(Data tied to figure images)
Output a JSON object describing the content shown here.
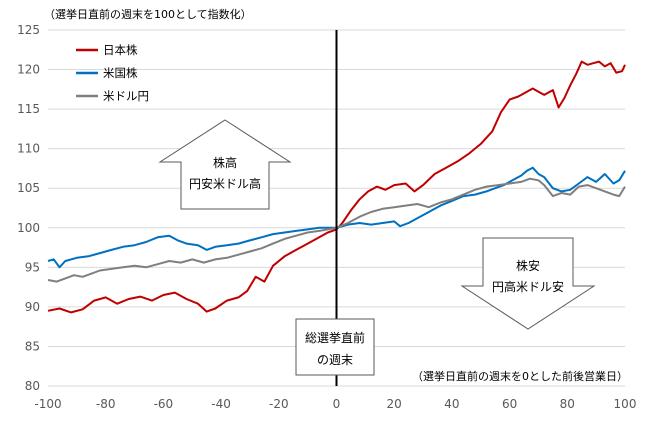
{
  "chart_data": {
    "type": "line",
    "title": "",
    "ylabel": "（選挙日直前の週末を100として指数化）",
    "xlabel": "（選挙日直前の週末を0とした前後営業日）",
    "xlim": [
      -100,
      100
    ],
    "ylim": [
      80,
      125
    ],
    "xticks": [
      -100,
      -80,
      -60,
      -40,
      -20,
      0,
      20,
      40,
      60,
      80,
      100
    ],
    "yticks": [
      80,
      85,
      90,
      95,
      100,
      105,
      110,
      115,
      120,
      125
    ],
    "grid": {
      "horizontal": true,
      "vertical": false
    },
    "legend_position": "top-left",
    "series": [
      {
        "name": "日本株",
        "color": "#C00000",
        "points": [
          [
            -100,
            89.5
          ],
          [
            -96,
            89.8
          ],
          [
            -92,
            89.3
          ],
          [
            -88,
            89.7
          ],
          [
            -84,
            90.8
          ],
          [
            -80,
            91.2
          ],
          [
            -76,
            90.4
          ],
          [
            -72,
            91.0
          ],
          [
            -68,
            91.3
          ],
          [
            -64,
            90.8
          ],
          [
            -60,
            91.5
          ],
          [
            -56,
            91.8
          ],
          [
            -52,
            91.0
          ],
          [
            -48,
            90.4
          ],
          [
            -45,
            89.4
          ],
          [
            -42,
            89.8
          ],
          [
            -38,
            90.8
          ],
          [
            -34,
            91.2
          ],
          [
            -31,
            92.0
          ],
          [
            -28,
            93.8
          ],
          [
            -25,
            93.2
          ],
          [
            -22,
            95.2
          ],
          [
            -18,
            96.4
          ],
          [
            -14,
            97.2
          ],
          [
            -10,
            98.0
          ],
          [
            -6,
            98.8
          ],
          [
            -3,
            99.4
          ],
          [
            0,
            99.8
          ],
          [
            2,
            100.6
          ],
          [
            5,
            102.2
          ],
          [
            8,
            103.6
          ],
          [
            11,
            104.6
          ],
          [
            14,
            105.2
          ],
          [
            17,
            104.8
          ],
          [
            20,
            105.4
          ],
          [
            24,
            105.6
          ],
          [
            27,
            104.6
          ],
          [
            30,
            105.4
          ],
          [
            34,
            106.8
          ],
          [
            38,
            107.6
          ],
          [
            42,
            108.4
          ],
          [
            46,
            109.4
          ],
          [
            50,
            110.6
          ],
          [
            54,
            112.2
          ],
          [
            57,
            114.6
          ],
          [
            60,
            116.2
          ],
          [
            63,
            116.6
          ],
          [
            66,
            117.2
          ],
          [
            68,
            117.6
          ],
          [
            70,
            117.2
          ],
          [
            72,
            116.8
          ],
          [
            75,
            117.4
          ],
          [
            77,
            115.2
          ],
          [
            79,
            116.4
          ],
          [
            81,
            118.0
          ],
          [
            83,
            119.4
          ],
          [
            85,
            121.0
          ],
          [
            87,
            120.6
          ],
          [
            89,
            120.8
          ],
          [
            91,
            121.0
          ],
          [
            93,
            120.4
          ],
          [
            95,
            120.8
          ],
          [
            97,
            119.6
          ],
          [
            99,
            119.8
          ],
          [
            100,
            120.6
          ]
        ]
      },
      {
        "name": "米国株",
        "color": "#0070C0",
        "points": [
          [
            -100,
            95.8
          ],
          [
            -98,
            96.0
          ],
          [
            -96,
            95.0
          ],
          [
            -94,
            95.8
          ],
          [
            -90,
            96.2
          ],
          [
            -86,
            96.4
          ],
          [
            -82,
            96.8
          ],
          [
            -78,
            97.2
          ],
          [
            -74,
            97.6
          ],
          [
            -70,
            97.8
          ],
          [
            -66,
            98.2
          ],
          [
            -62,
            98.8
          ],
          [
            -58,
            99.0
          ],
          [
            -55,
            98.4
          ],
          [
            -52,
            98.0
          ],
          [
            -48,
            97.8
          ],
          [
            -45,
            97.2
          ],
          [
            -42,
            97.6
          ],
          [
            -38,
            97.8
          ],
          [
            -34,
            98.0
          ],
          [
            -30,
            98.4
          ],
          [
            -26,
            98.8
          ],
          [
            -22,
            99.2
          ],
          [
            -18,
            99.4
          ],
          [
            -14,
            99.6
          ],
          [
            -10,
            99.8
          ],
          [
            -6,
            100.0
          ],
          [
            -3,
            100.0
          ],
          [
            0,
            100.0
          ],
          [
            4,
            100.4
          ],
          [
            8,
            100.6
          ],
          [
            12,
            100.4
          ],
          [
            16,
            100.6
          ],
          [
            20,
            100.8
          ],
          [
            22,
            100.2
          ],
          [
            25,
            100.6
          ],
          [
            28,
            101.2
          ],
          [
            32,
            102.0
          ],
          [
            36,
            102.8
          ],
          [
            40,
            103.4
          ],
          [
            44,
            104.0
          ],
          [
            48,
            104.2
          ],
          [
            52,
            104.6
          ],
          [
            55,
            105.0
          ],
          [
            58,
            105.4
          ],
          [
            61,
            106.0
          ],
          [
            64,
            106.6
          ],
          [
            66,
            107.2
          ],
          [
            68,
            107.6
          ],
          [
            70,
            106.8
          ],
          [
            72,
            106.4
          ],
          [
            75,
            105.0
          ],
          [
            78,
            104.6
          ],
          [
            81,
            104.8
          ],
          [
            84,
            105.6
          ],
          [
            87,
            106.4
          ],
          [
            90,
            105.8
          ],
          [
            93,
            106.8
          ],
          [
            96,
            105.6
          ],
          [
            98,
            106.0
          ],
          [
            100,
            107.2
          ]
        ]
      },
      {
        "name": "米ドル円",
        "color": "#7F7F7F",
        "points": [
          [
            -100,
            93.4
          ],
          [
            -97,
            93.2
          ],
          [
            -94,
            93.6
          ],
          [
            -91,
            94.0
          ],
          [
            -88,
            93.8
          ],
          [
            -85,
            94.2
          ],
          [
            -82,
            94.6
          ],
          [
            -78,
            94.8
          ],
          [
            -74,
            95.0
          ],
          [
            -70,
            95.2
          ],
          [
            -66,
            95.0
          ],
          [
            -62,
            95.4
          ],
          [
            -58,
            95.8
          ],
          [
            -54,
            95.6
          ],
          [
            -50,
            96.0
          ],
          [
            -46,
            95.6
          ],
          [
            -42,
            96.0
          ],
          [
            -38,
            96.2
          ],
          [
            -34,
            96.6
          ],
          [
            -30,
            97.0
          ],
          [
            -26,
            97.4
          ],
          [
            -22,
            98.0
          ],
          [
            -18,
            98.6
          ],
          [
            -14,
            99.0
          ],
          [
            -10,
            99.4
          ],
          [
            -6,
            99.6
          ],
          [
            -3,
            99.8
          ],
          [
            0,
            100.0
          ],
          [
            4,
            100.6
          ],
          [
            8,
            101.4
          ],
          [
            12,
            102.0
          ],
          [
            16,
            102.4
          ],
          [
            20,
            102.6
          ],
          [
            24,
            102.8
          ],
          [
            28,
            103.0
          ],
          [
            32,
            102.6
          ],
          [
            36,
            103.2
          ],
          [
            40,
            103.6
          ],
          [
            44,
            104.2
          ],
          [
            48,
            104.8
          ],
          [
            52,
            105.2
          ],
          [
            56,
            105.4
          ],
          [
            60,
            105.6
          ],
          [
            64,
            105.8
          ],
          [
            67,
            106.2
          ],
          [
            70,
            106.0
          ],
          [
            72,
            105.4
          ],
          [
            75,
            104.0
          ],
          [
            78,
            104.4
          ],
          [
            81,
            104.2
          ],
          [
            84,
            105.2
          ],
          [
            87,
            105.4
          ],
          [
            90,
            105.0
          ],
          [
            93,
            104.6
          ],
          [
            96,
            104.2
          ],
          [
            98,
            104.0
          ],
          [
            100,
            105.2
          ]
        ]
      }
    ],
    "annotations": {
      "vline_x": 0,
      "up_arrow": {
        "lines": [
          "株高",
          "円安米ドル高"
        ]
      },
      "down_arrow": {
        "lines": [
          "株安",
          "円高米ドル安"
        ]
      },
      "center_box": {
        "lines": [
          "総選挙直前",
          "の週末"
        ]
      }
    }
  }
}
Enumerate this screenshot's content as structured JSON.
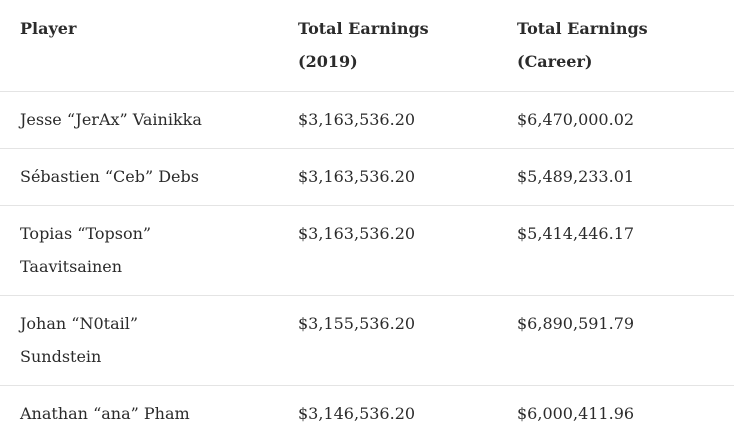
{
  "table": {
    "headers": {
      "player": "Player",
      "earnings_2019_line1": "Total Earnings",
      "earnings_2019_line2": "(2019)",
      "earnings_career_line1": "Total Earnings",
      "earnings_career_line2": "(Career)"
    },
    "rows": [
      {
        "player": "Jesse “JerAx” Vainikka",
        "earnings_2019": "$3,163,536.20",
        "earnings_career": "$6,470,000.02"
      },
      {
        "player": "Sébastien “Ceb” Debs",
        "earnings_2019": "$3,163,536.20",
        "earnings_career": "$5,489,233.01"
      },
      {
        "player": "Topias “Topson” Taavitsainen",
        "earnings_2019": "$3,163,536.20",
        "earnings_career": "$5,414,446.17"
      },
      {
        "player": "Johan “N0tail” Sundstein",
        "earnings_2019": "$3,155,536.20",
        "earnings_career": "$6,890,591.79"
      },
      {
        "player": "Anathan “ana” Pham",
        "earnings_2019": "$3,146,536.20",
        "earnings_career": "$6,000,411.96"
      }
    ]
  }
}
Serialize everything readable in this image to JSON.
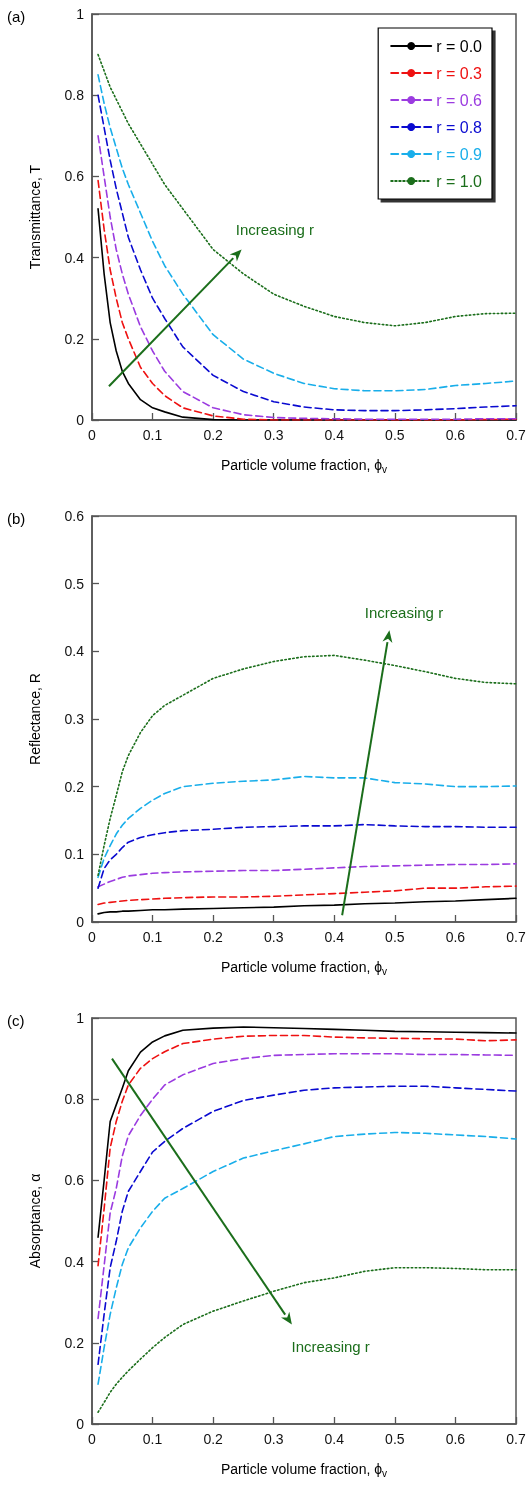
{
  "chart_data": [
    {
      "type": "line",
      "title": "(a)",
      "xlabel": "Particle volume fraction, ϕ$_{v}$",
      "ylabel": "Transmittance, T",
      "annotations": [
        "Increasing r"
      ],
      "legend": "top right",
      "grid": false,
      "marker": "none",
      "x": [
        0.01,
        0.02,
        0.03,
        0.04,
        0.05,
        0.06,
        0.08,
        0.1,
        0.12,
        0.15,
        0.2,
        0.25,
        0.3,
        0.35,
        0.4,
        0.45,
        0.5,
        0.55,
        0.6,
        0.65,
        0.7
      ],
      "xlim": [
        0,
        0.7
      ],
      "xticks": [
        0,
        0.1,
        0.2,
        0.3,
        0.4,
        0.5,
        0.6,
        0.7
      ],
      "ylim": [
        0,
        1
      ],
      "yticks": [
        0,
        0.2,
        0.4,
        0.6,
        0.8,
        1
      ],
      "series": [
        {
          "name": "r = 0.0",
          "color": "#000000",
          "line_style": "solid",
          "values": [
            0.52,
            0.36,
            0.24,
            0.17,
            0.12,
            0.09,
            0.05,
            0.03,
            0.02,
            0.007,
            0.001,
            0,
            0,
            0,
            0,
            0,
            0,
            0,
            0,
            0,
            0
          ]
        },
        {
          "name": "r = 0.3",
          "color": "#ee1111",
          "line_style": "dashed",
          "values": [
            0.59,
            0.47,
            0.37,
            0.3,
            0.24,
            0.2,
            0.13,
            0.09,
            0.06,
            0.03,
            0.01,
            0.002,
            0,
            0,
            0,
            0,
            0,
            0,
            0,
            0.001,
            0.002
          ]
        },
        {
          "name": "r = 0.6",
          "color": "#9b3be0",
          "line_style": "dashed",
          "values": [
            0.7,
            0.6,
            0.5,
            0.42,
            0.36,
            0.31,
            0.23,
            0.17,
            0.12,
            0.07,
            0.03,
            0.013,
            0.006,
            0.004,
            0.003,
            0.002,
            0.002,
            0.002,
            0.002,
            0.003,
            0.003
          ]
        },
        {
          "name": "r = 0.8",
          "color": "#0a0ad0",
          "line_style": "dashed",
          "values": [
            0.8,
            0.72,
            0.64,
            0.57,
            0.51,
            0.45,
            0.37,
            0.3,
            0.25,
            0.18,
            0.11,
            0.07,
            0.045,
            0.032,
            0.025,
            0.023,
            0.023,
            0.025,
            0.028,
            0.032,
            0.035
          ]
        },
        {
          "name": "r = 0.9",
          "color": "#19aeea",
          "line_style": "dashed",
          "values": [
            0.85,
            0.78,
            0.72,
            0.67,
            0.62,
            0.58,
            0.51,
            0.44,
            0.38,
            0.31,
            0.21,
            0.15,
            0.115,
            0.09,
            0.077,
            0.072,
            0.072,
            0.075,
            0.085,
            0.09,
            0.096
          ]
        },
        {
          "name": "r = 1.0",
          "color": "#1b6e1b",
          "line_style": "dotted",
          "values": [
            0.9,
            0.86,
            0.82,
            0.79,
            0.76,
            0.73,
            0.68,
            0.63,
            0.58,
            0.52,
            0.42,
            0.36,
            0.31,
            0.28,
            0.255,
            0.24,
            0.232,
            0.24,
            0.255,
            0.262,
            0.263
          ]
        }
      ]
    },
    {
      "type": "line",
      "title": "(b)",
      "xlabel": "Particle volume fraction, ϕ$_{v}$",
      "ylabel": "Reflectance, R",
      "annotations": [
        "Increasing r"
      ],
      "grid": false,
      "marker": "none",
      "x": [
        0.01,
        0.02,
        0.03,
        0.04,
        0.05,
        0.06,
        0.08,
        0.1,
        0.12,
        0.15,
        0.2,
        0.25,
        0.3,
        0.35,
        0.4,
        0.45,
        0.5,
        0.55,
        0.6,
        0.65,
        0.7
      ],
      "xlim": [
        0,
        0.7
      ],
      "xticks": [
        0,
        0.1,
        0.2,
        0.3,
        0.4,
        0.5,
        0.6,
        0.7
      ],
      "ylim": [
        0,
        0.6
      ],
      "yticks": [
        0,
        0.1,
        0.2,
        0.3,
        0.4,
        0.5,
        0.6
      ],
      "series": [
        {
          "color": "#000000",
          "line_style": "solid",
          "values": [
            0.012,
            0.014,
            0.015,
            0.015,
            0.016,
            0.016,
            0.017,
            0.018,
            0.018,
            0.019,
            0.02,
            0.021,
            0.022,
            0.024,
            0.025,
            0.027,
            0.028,
            0.03,
            0.031,
            0.033,
            0.035
          ]
        },
        {
          "color": "#ee1111",
          "line_style": "dashed",
          "values": [
            0.026,
            0.028,
            0.029,
            0.03,
            0.031,
            0.032,
            0.033,
            0.034,
            0.035,
            0.036,
            0.037,
            0.037,
            0.038,
            0.04,
            0.042,
            0.044,
            0.046,
            0.05,
            0.05,
            0.052,
            0.053
          ]
        },
        {
          "color": "#9b3be0",
          "line_style": "dashed",
          "values": [
            0.052,
            0.056,
            0.06,
            0.063,
            0.066,
            0.068,
            0.07,
            0.072,
            0.073,
            0.074,
            0.075,
            0.076,
            0.076,
            0.078,
            0.08,
            0.082,
            0.083,
            0.084,
            0.085,
            0.085,
            0.086
          ]
        },
        {
          "color": "#0a0ad0",
          "line_style": "dashed",
          "values": [
            0.05,
            0.079,
            0.092,
            0.1,
            0.11,
            0.118,
            0.125,
            0.129,
            0.132,
            0.135,
            0.137,
            0.14,
            0.141,
            0.142,
            0.142,
            0.144,
            0.142,
            0.141,
            0.141,
            0.14,
            0.14
          ]
        },
        {
          "color": "#19aeea",
          "line_style": "dashed",
          "values": [
            0.066,
            0.094,
            0.113,
            0.13,
            0.143,
            0.153,
            0.168,
            0.18,
            0.19,
            0.2,
            0.205,
            0.208,
            0.21,
            0.215,
            0.213,
            0.213,
            0.206,
            0.204,
            0.2,
            0.2,
            0.201
          ]
        },
        {
          "color": "#1b6e1b",
          "line_style": "dotted",
          "values": [
            0.069,
            0.113,
            0.153,
            0.187,
            0.222,
            0.246,
            0.28,
            0.305,
            0.32,
            0.335,
            0.36,
            0.374,
            0.385,
            0.392,
            0.394,
            0.387,
            0.379,
            0.37,
            0.36,
            0.354,
            0.352
          ]
        }
      ]
    },
    {
      "type": "line",
      "title": "(c)",
      "xlabel": "Particle volume fraction, ϕ$_{v}$",
      "ylabel": "Absorptance, α",
      "annotations": [
        "Increasing r"
      ],
      "grid": false,
      "marker": "none",
      "x": [
        0.01,
        0.02,
        0.03,
        0.04,
        0.05,
        0.06,
        0.08,
        0.1,
        0.12,
        0.15,
        0.2,
        0.25,
        0.3,
        0.35,
        0.4,
        0.45,
        0.5,
        0.55,
        0.6,
        0.65,
        0.7
      ],
      "xlim": [
        0,
        0.7
      ],
      "xticks": [
        0,
        0.1,
        0.2,
        0.3,
        0.4,
        0.5,
        0.6,
        0.7
      ],
      "ylim": [
        0,
        1
      ],
      "yticks": [
        0,
        0.2,
        0.4,
        0.6,
        0.8,
        1
      ],
      "series": [
        {
          "color": "#000000",
          "line_style": "solid",
          "values": [
            0.46,
            0.6,
            0.745,
            0.786,
            0.827,
            0.87,
            0.916,
            0.941,
            0.956,
            0.97,
            0.975,
            0.978,
            0.976,
            0.974,
            0.972,
            0.97,
            0.967,
            0.966,
            0.965,
            0.964,
            0.963
          ]
        },
        {
          "color": "#ee1111",
          "line_style": "dashed",
          "values": [
            0.39,
            0.53,
            0.68,
            0.745,
            0.795,
            0.835,
            0.876,
            0.9,
            0.917,
            0.937,
            0.948,
            0.955,
            0.957,
            0.957,
            0.953,
            0.951,
            0.95,
            0.949,
            0.948,
            0.944,
            0.946
          ]
        },
        {
          "color": "#9b3be0",
          "line_style": "dashed",
          "values": [
            0.26,
            0.39,
            0.52,
            0.58,
            0.66,
            0.71,
            0.76,
            0.8,
            0.835,
            0.86,
            0.888,
            0.9,
            0.908,
            0.91,
            0.912,
            0.912,
            0.912,
            0.91,
            0.91,
            0.909,
            0.908
          ]
        },
        {
          "color": "#0a0ad0",
          "line_style": "dashed",
          "values": [
            0.147,
            0.27,
            0.385,
            0.45,
            0.524,
            0.573,
            0.622,
            0.67,
            0.696,
            0.728,
            0.77,
            0.797,
            0.81,
            0.822,
            0.828,
            0.83,
            0.832,
            0.832,
            0.828,
            0.824,
            0.82
          ]
        },
        {
          "color": "#19aeea",
          "line_style": "dashed",
          "values": [
            0.098,
            0.188,
            0.27,
            0.335,
            0.393,
            0.434,
            0.483,
            0.524,
            0.556,
            0.58,
            0.622,
            0.655,
            0.673,
            0.69,
            0.708,
            0.714,
            0.718,
            0.716,
            0.712,
            0.708,
            0.702
          ]
        },
        {
          "color": "#1b6e1b",
          "line_style": "dotted",
          "values": [
            0.029,
            0.053,
            0.078,
            0.098,
            0.115,
            0.131,
            0.16,
            0.188,
            0.213,
            0.245,
            0.278,
            0.303,
            0.327,
            0.348,
            0.36,
            0.376,
            0.385,
            0.385,
            0.383,
            0.38,
            0.38
          ]
        }
      ]
    }
  ]
}
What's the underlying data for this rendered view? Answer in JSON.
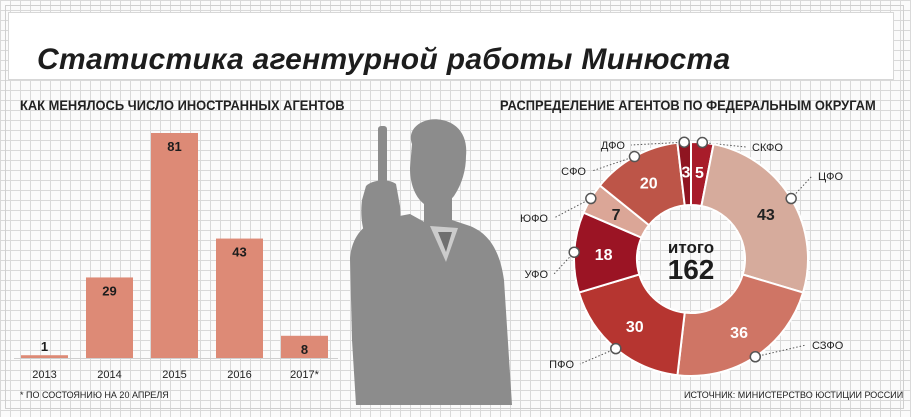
{
  "title": "Статистика агентурной работы Минюста",
  "colors": {
    "bar": "#dd8a76",
    "silhouette": "#8c8c8c",
    "slice_colors": [
      "#a81c2a",
      "#d6ab9c",
      "#cf7565",
      "#b63530",
      "#9b1424",
      "#dba697",
      "#bd5548",
      "#8f1521"
    ]
  },
  "chart_data": [
    {
      "type": "bar",
      "title": "КАК МЕНЯЛОСЬ ЧИСЛО ИНОСТРАННЫХ АГЕНТОВ",
      "categories": [
        "2013",
        "2014",
        "2015",
        "2016",
        "2017*"
      ],
      "values": [
        1,
        29,
        81,
        43,
        8
      ],
      "ylim": [
        0,
        81
      ],
      "footnote": "* ПО СОСТОЯНИЮ НА 20 АПРЕЛЯ"
    },
    {
      "type": "pie",
      "title": "РАСПРЕДЕЛЕНИЕ АГЕНТОВ ПО ФЕДЕРАЛЬНЫМ ОКРУГАМ",
      "center_label": "итого",
      "center_value": "162",
      "slices": [
        {
          "label": "СКФО",
          "value": 5
        },
        {
          "label": "ЦФО",
          "value": 43
        },
        {
          "label": "СЗФО",
          "value": 36
        },
        {
          "label": "ПФО",
          "value": 30
        },
        {
          "label": "УФО",
          "value": 18
        },
        {
          "label": "ЮФО",
          "value": 7
        },
        {
          "label": "СФО",
          "value": 20
        },
        {
          "label": "ДФО",
          "value": 3
        }
      ],
      "source": "ИСТОЧНИК: МИНИСТЕРСТВО ЮСТИЦИИ РОССИИ"
    }
  ]
}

Your task
Check every line of the data above for the string "player", and copy those that have it.

Exercise response
      "player": "Player",
        "player": "Jesse “JerAx” Vainikka",
        "player": "Sébastien “Ceb” Debs",
        "player": "Topias “Topson” Taavitsainen",
        "player": "Johan “N0tail” Sundstein",
        "player": "Anathan “ana” Pham",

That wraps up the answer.